● **What the exercise asks**
Produce an exact transcription of the listing below, omitting the pictures.

● **Material for the task**
--- Start ---

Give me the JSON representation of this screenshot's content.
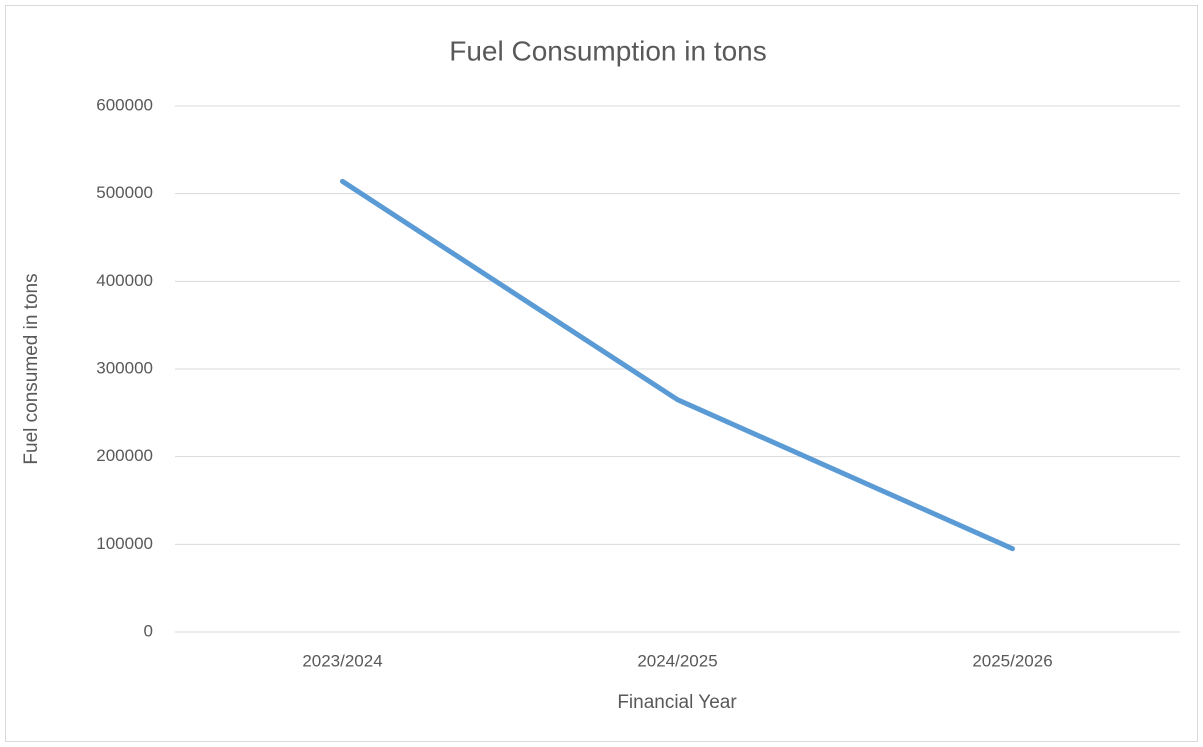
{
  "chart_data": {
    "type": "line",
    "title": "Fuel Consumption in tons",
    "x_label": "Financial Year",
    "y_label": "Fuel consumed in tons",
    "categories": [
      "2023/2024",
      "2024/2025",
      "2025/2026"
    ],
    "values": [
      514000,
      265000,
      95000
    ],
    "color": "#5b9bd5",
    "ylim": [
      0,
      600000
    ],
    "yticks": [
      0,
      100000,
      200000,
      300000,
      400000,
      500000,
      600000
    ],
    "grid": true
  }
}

--- End ---

● **Final result**
Give me the JSON representation of this screenshot's content.
{
  "chart_data": {
    "type": "line",
    "title": "Fuel Consumption in tons",
    "x_label": "Financial Year",
    "y_label": "Fuel consumed in tons",
    "categories": [
      "2023/2024",
      "2024/2025",
      "2025/2026"
    ],
    "values": [
      514000,
      265000,
      95000
    ],
    "color": "#5b9bd5",
    "ylim": [
      0,
      600000
    ],
    "yticks": [
      0,
      100000,
      200000,
      300000,
      400000,
      500000,
      600000
    ],
    "grid": true
  }
}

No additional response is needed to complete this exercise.